__To do__. Wherever "hires" appears in a line, copy that line.
.....
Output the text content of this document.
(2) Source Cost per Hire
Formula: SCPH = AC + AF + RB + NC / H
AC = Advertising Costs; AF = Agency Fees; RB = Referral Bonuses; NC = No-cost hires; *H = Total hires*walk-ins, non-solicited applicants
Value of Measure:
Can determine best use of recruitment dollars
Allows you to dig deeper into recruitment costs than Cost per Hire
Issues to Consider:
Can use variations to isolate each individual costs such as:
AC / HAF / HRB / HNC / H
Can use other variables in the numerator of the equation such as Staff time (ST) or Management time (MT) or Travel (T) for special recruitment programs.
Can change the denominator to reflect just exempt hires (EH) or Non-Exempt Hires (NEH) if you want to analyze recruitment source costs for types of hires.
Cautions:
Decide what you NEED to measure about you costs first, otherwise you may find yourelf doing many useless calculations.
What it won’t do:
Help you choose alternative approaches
.....
__The output__.
AC = Advertising Costs; AF = Agency Fees; RB = Referral Bonuses; NC = No-cost hires; *H = Total hires*walk-ins, non-solicited applicants
Can change the denominator to reflect just exempt hires (EH) or Non-Exempt Hires (NEH) if you want to analyze recruitment source costs for types of hires.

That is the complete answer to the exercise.